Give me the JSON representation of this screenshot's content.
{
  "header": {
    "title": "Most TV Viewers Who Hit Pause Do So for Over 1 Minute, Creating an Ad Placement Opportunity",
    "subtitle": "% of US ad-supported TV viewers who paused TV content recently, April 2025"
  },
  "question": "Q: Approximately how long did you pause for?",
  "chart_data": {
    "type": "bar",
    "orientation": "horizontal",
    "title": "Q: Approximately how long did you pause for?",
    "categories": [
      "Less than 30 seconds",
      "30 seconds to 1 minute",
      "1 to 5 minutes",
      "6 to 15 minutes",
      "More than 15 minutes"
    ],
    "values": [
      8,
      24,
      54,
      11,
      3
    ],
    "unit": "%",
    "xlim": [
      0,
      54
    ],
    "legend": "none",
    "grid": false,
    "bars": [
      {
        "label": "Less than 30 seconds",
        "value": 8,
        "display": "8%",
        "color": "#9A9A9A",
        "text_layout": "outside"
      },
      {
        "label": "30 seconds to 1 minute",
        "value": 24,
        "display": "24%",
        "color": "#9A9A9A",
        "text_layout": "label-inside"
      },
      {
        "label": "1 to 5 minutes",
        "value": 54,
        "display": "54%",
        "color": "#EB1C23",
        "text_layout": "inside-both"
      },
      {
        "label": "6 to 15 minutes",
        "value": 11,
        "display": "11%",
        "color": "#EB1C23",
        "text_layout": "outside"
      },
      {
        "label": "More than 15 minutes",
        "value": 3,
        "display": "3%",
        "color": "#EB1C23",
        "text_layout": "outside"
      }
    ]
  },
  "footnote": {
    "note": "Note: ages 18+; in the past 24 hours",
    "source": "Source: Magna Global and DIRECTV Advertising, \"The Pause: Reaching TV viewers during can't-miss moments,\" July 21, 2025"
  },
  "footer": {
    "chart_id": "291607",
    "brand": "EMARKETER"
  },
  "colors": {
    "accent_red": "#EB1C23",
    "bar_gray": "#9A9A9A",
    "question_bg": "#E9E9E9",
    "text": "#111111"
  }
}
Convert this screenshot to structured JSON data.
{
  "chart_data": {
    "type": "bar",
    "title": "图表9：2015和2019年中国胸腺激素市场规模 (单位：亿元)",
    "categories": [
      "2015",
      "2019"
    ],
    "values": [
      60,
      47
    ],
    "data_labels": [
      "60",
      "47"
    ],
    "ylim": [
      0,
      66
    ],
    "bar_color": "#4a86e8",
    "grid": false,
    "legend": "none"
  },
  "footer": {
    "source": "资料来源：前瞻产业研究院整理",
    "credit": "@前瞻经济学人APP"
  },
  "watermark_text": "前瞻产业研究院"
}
-*-
▶ What you will do: Output the line containing "Convert this screenshot" and all lines after it to the end of the records, exactly as given.

▶ The answer:
Convert this screenshot to structured JSON data.
{
  "chart_data": {
    "type": "bar",
    "title": "图表9：2015和2019年中国胸腺激素市场规模 (单位：亿元)",
    "categories": [
      "2015",
      "2019"
    ],
    "values": [
      60,
      47
    ],
    "data_labels": [
      "60",
      "47"
    ],
    "ylim": [
      0,
      66
    ],
    "bar_color": "#4a86e8",
    "grid": false,
    "legend": "none"
  },
  "footer": {
    "source": "资料来源：前瞻产业研究院整理",
    "credit": "@前瞻经济学人APP"
  },
  "watermark_text": "前瞻产业研究院"
}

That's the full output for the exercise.